──────── Rows

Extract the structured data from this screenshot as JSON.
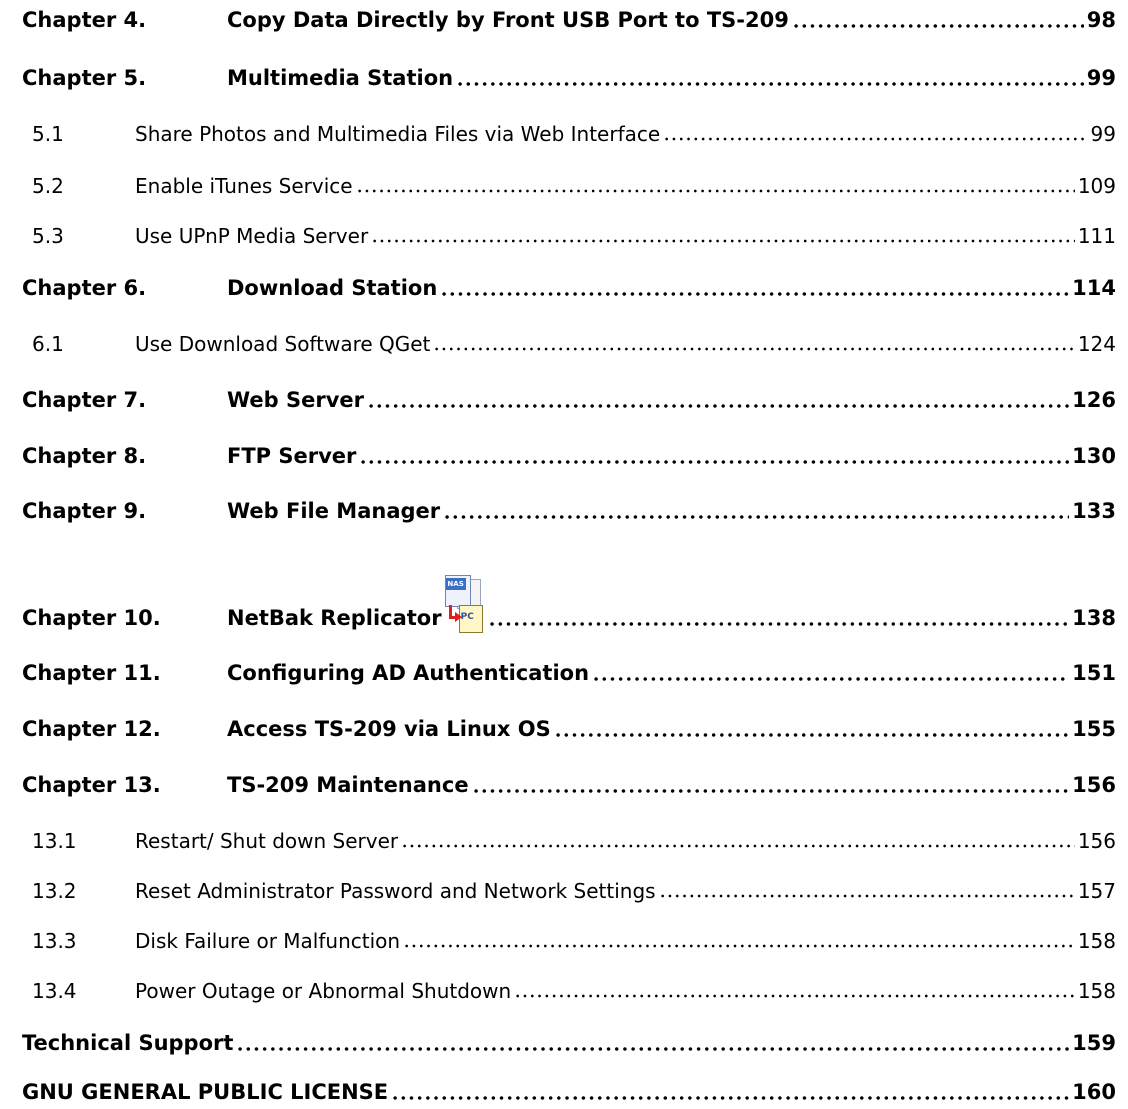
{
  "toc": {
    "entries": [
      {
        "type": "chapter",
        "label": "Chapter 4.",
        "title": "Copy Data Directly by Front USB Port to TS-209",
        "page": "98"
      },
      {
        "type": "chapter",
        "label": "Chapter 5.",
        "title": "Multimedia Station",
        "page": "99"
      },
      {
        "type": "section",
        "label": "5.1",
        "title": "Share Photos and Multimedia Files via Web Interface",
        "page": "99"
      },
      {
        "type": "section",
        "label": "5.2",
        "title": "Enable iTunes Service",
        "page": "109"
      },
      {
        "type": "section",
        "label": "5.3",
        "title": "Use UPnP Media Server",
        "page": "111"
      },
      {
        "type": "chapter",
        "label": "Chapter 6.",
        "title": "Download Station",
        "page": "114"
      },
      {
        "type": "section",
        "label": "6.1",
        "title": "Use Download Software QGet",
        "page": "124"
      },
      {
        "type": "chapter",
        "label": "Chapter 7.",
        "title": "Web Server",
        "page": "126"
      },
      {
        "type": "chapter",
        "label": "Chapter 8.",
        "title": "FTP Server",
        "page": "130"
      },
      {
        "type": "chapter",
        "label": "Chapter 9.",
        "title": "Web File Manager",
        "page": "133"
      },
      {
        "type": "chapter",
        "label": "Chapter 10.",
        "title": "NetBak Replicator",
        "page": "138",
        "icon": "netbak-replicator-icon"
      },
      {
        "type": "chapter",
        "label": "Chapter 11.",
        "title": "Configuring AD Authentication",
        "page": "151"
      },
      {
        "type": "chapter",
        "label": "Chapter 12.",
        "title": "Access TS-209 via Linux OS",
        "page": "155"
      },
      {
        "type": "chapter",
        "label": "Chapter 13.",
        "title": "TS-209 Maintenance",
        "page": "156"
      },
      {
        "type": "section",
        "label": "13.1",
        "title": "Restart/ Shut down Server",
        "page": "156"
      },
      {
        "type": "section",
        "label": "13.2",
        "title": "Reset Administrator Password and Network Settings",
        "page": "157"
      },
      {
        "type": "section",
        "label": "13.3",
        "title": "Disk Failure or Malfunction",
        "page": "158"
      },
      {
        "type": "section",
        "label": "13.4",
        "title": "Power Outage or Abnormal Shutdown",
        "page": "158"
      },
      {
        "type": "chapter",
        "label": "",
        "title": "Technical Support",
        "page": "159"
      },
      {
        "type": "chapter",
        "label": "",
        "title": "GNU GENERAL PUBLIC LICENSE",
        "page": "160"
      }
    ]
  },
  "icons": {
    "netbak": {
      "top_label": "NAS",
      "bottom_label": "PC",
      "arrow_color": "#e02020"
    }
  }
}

────────────────

(Challenge) Take every line above carrying "Station" and return it.

(Answer to this exercise)
        "title": "Multimedia Station",
        "title": "Download Station",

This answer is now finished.